> **Excerpt**
— Begin —

Home again, home again

I have returned from my Rural Retreat vacation a little bit sun burnt but in one piece. I had a fantastic week but I’m not sure I can even begin to describe it without sounding like a hippie, which makes me not sure I should even try. I’m feeling centered, relaxed, inspired, and, now that I’ve been home long enough to take a shower, clean. I’ll have pictures up later (though, unfortunately, no breathtaking mountainscapes), but for now I’m going to go put lotion on my nose and call Johanna. Time to reconnect with the real world.

I can always change my name

I spent this weekend in western Massachusetts, visiting friends I made at Hampshire College. I left Hampshire after one year and haven’t seen anyone from there in four years, but half a dozen or so of the people I met during that time have remained close to my heart, even as we fell out of touch. Most of the friends I remember graduated within the last year or so and have scattered to different areas but Jared and Justin are still living in western Mass, for now. When Jared called a few weeks ago to invite me to come see them before Justin moves to Boston, I was thrilled to be able to do so. The time I was there was very brief, but I had time to sample some good local beer, hear some cool music, and have a great conversation with the two of them covering life since Hampshire, plans for the future, and political beliefs.

As we said goodbye on Sunday afternoon Jared said, “I’m glad you’re the same Julia I remember.” I didn’t know what to say because I feel like I’ve grown immensely in the last four years, but at the same time I recognized the truth in what he was saying. He and Justin have grown and matured, but they too are still fundamentally unchanged. We were young and idealistic in our first year of college and we are young and idealistic now. We are all, however, more informed than we were then, as well as more contemplative and articulate.

I wonder, though, if ten years from now will find us equally unchanged but growing. The story of growing up often seems to be one of abandonment of ideals in favor of jobs, families, houses, and cars. I see many of my peers, chronological and otherwise, struggling to find a balance, with varying degrees of success.

— End —

> **Data supplied**
— Begin —

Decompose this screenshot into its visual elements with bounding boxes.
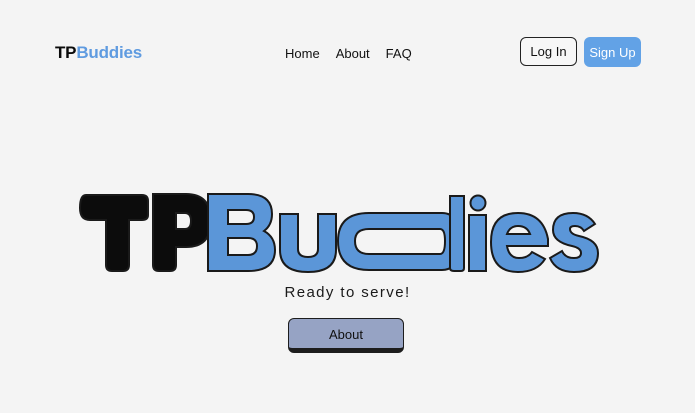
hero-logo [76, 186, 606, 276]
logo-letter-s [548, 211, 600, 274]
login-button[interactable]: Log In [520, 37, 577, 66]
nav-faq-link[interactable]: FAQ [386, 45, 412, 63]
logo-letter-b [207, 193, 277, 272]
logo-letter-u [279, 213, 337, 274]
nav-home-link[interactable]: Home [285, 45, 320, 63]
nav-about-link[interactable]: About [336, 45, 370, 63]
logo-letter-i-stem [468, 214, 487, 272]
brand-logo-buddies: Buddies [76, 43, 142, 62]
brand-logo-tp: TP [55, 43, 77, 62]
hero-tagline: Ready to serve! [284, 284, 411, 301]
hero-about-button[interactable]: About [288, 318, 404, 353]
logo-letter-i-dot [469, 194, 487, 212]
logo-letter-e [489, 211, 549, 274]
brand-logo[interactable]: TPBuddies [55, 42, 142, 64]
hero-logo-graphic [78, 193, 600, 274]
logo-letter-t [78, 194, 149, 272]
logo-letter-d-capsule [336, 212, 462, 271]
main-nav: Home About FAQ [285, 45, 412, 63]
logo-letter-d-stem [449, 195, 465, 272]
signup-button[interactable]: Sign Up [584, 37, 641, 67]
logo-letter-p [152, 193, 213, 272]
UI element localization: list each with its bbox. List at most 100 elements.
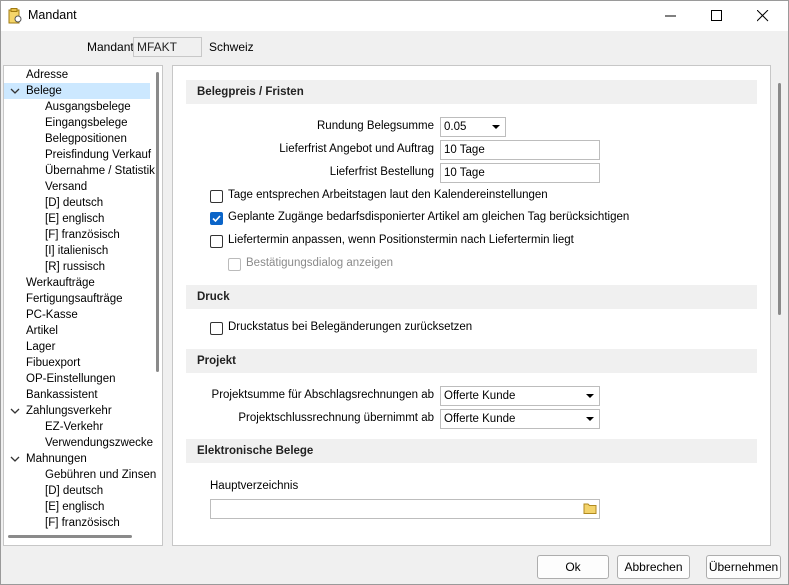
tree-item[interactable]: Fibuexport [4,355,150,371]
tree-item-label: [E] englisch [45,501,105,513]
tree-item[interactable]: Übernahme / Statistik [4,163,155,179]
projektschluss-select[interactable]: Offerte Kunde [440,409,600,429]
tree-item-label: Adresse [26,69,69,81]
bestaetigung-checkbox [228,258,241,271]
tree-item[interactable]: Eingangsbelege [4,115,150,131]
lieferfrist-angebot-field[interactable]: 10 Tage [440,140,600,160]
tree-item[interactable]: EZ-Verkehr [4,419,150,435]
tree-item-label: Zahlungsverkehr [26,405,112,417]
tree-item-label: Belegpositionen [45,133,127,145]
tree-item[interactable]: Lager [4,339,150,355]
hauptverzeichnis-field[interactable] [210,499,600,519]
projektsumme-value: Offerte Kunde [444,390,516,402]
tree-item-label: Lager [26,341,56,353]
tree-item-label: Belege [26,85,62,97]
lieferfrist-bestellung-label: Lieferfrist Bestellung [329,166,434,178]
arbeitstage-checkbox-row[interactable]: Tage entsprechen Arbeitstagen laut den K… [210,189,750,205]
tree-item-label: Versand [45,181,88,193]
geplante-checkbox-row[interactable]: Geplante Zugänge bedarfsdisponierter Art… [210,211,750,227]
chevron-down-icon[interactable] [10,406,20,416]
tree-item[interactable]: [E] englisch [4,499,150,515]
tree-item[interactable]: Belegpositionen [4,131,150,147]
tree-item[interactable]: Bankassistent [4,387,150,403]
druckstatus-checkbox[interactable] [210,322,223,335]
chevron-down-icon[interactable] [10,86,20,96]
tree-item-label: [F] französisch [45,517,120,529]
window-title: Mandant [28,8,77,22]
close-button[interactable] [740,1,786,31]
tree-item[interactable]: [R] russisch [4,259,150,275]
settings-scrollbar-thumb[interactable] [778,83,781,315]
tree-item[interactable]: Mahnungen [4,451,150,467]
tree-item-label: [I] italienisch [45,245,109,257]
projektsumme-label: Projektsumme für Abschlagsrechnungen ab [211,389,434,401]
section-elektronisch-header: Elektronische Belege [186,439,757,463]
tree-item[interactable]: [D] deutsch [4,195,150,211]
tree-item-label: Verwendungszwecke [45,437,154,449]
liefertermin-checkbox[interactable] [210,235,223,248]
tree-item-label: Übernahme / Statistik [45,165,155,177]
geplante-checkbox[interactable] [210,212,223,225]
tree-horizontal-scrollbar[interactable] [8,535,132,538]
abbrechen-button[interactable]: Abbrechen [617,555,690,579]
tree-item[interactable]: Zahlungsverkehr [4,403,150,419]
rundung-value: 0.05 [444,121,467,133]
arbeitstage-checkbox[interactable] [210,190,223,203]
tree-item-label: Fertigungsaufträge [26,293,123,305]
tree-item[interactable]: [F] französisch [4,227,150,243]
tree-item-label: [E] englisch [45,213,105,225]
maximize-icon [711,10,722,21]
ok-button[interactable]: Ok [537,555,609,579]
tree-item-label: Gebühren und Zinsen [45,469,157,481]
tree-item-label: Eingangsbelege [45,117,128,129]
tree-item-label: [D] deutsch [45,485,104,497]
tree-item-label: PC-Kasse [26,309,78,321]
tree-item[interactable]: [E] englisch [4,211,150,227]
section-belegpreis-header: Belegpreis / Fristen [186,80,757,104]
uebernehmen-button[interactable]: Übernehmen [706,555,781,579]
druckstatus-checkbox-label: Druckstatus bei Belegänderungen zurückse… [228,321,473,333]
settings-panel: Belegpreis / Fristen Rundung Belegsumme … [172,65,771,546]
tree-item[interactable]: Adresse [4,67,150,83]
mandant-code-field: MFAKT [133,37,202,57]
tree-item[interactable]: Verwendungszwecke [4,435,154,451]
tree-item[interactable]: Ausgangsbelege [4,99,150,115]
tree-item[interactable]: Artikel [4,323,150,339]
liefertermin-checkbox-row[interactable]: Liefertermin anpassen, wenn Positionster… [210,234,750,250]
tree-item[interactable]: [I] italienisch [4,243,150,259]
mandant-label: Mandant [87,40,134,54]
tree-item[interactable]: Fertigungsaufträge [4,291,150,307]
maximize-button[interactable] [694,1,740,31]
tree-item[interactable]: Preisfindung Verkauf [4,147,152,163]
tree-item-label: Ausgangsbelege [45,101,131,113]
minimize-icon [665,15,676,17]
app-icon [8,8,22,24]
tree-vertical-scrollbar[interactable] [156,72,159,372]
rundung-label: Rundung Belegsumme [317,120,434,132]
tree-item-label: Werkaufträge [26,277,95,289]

— End —

> **Goals**
**1.** In the blog post, how many years had the writer gone without seeing anyone from Hampshire College?
**2.** Decide whether each statement agrees with the blog post, answering yes or no and quoting the words of the post that settle it.
(a) The writer stayed at Hampshire College for one year.
(b) Justin is about to move to Boston.
(c) The writer's pictures from the Rural Retreat vacation include breathtaking mountainscapes.
**3.** Write the next part of the blog post, picking up after its final sentence.

> **In response**
**1.** Four years.

**2.**
(a) Yes: "I left Hampshire after one year"
(b) Yes: "before Justin moves to Boston"
(c) No: "no breathtaking mountainscapes"

**3.**
Some ideals seem to be inherently more compatible with the “real world.” Jared spoke a little bit about thinking that he will never have the money for many of the things he wants to do unless he compromises his ideals. Aside from my feelings about the malleability of our world and a belief that it can be possible to make a decent living without that kind of compromise (unless of those ideals is that money is evil), I wonder if eventually he, like so many of my parents’ generation (sidenote: one of the things I most admire about my parents is that they have always tried to live to their highest truths, and, I think, done well at it) will re-evaluate their priorities in favor of family, comfort, and stability. And I wonder if we make those decisions we are fundamentally changed. I arrived home in the midst of all this wondering and awoke this morning to an email from Kevin about the Enneagram.

I have seen books about the Enneagram in the Self-Help and (pseudo-)Spiritual sections of bookstores and have always dismissed it as hand-wavy crap without knowing anything about it. I have, however, always been interested in personality typing, including the Myers-Briggs Type Inventory (I’m an INTP), so I followed the link in the email and took their free test. It told me that I am a Type 5, which, after reading the descriptions, is where I would have put myself. That intrigued me enough to keep reading.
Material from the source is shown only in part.